* **SET TASK**:
Filter these entries, keeping only lines that hold the word "开展与银行业监督管理有关的国际交流".

* **INPUT DATA**:
BEGIN

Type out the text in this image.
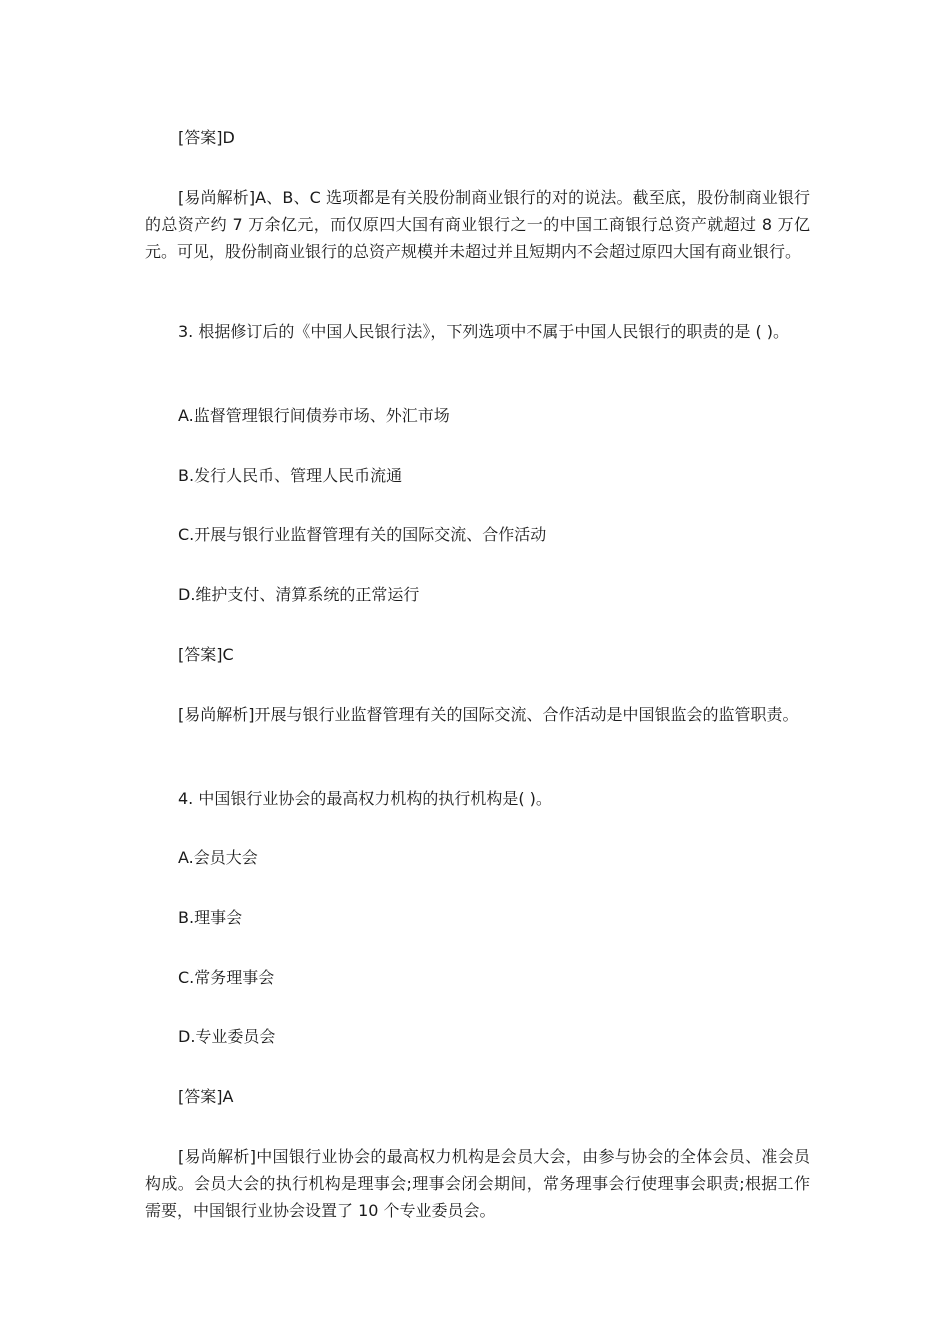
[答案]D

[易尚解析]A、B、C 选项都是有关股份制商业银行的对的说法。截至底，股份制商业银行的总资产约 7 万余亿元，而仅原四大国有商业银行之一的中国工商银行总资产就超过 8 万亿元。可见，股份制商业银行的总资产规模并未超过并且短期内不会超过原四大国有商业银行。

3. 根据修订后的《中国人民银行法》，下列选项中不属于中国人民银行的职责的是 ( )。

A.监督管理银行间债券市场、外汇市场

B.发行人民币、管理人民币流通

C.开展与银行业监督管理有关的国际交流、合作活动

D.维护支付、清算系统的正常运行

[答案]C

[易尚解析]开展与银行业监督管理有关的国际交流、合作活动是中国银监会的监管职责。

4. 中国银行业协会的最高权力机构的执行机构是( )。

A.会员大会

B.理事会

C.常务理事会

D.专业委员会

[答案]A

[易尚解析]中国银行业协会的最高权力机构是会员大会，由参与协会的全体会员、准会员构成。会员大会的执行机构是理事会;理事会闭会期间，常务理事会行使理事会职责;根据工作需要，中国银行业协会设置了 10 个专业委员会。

END
BEGIN

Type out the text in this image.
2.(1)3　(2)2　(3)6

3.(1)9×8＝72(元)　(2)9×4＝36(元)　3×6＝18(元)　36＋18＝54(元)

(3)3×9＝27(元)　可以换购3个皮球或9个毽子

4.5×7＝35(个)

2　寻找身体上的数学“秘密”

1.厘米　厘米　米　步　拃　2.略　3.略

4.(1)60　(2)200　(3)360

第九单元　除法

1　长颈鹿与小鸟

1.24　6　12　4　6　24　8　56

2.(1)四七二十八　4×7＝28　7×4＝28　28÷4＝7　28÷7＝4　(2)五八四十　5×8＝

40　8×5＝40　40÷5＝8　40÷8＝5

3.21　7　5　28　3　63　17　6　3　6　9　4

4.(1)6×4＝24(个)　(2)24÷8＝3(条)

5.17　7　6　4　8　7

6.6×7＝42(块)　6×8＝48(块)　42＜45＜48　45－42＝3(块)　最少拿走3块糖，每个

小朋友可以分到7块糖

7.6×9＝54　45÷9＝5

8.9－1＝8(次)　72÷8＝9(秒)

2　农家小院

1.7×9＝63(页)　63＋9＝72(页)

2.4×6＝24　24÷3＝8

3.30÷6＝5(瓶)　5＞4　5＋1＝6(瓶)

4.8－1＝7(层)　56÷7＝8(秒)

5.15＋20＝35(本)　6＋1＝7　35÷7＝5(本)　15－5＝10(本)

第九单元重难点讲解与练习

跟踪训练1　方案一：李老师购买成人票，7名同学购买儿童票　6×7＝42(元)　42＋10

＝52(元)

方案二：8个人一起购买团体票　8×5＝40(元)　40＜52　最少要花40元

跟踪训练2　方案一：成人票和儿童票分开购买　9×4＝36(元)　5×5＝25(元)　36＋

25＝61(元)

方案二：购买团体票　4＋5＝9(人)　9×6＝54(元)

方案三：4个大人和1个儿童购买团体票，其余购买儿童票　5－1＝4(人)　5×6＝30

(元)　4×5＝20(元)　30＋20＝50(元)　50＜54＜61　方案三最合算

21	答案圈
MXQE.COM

END

* **SOLVED PROBLEM**:
C.开展与银行业监督管理有关的国际交流、合作活动
[易尚解析]开展与银行业监督管理有关的国际交流、合作活动是中国银监会的监管职责。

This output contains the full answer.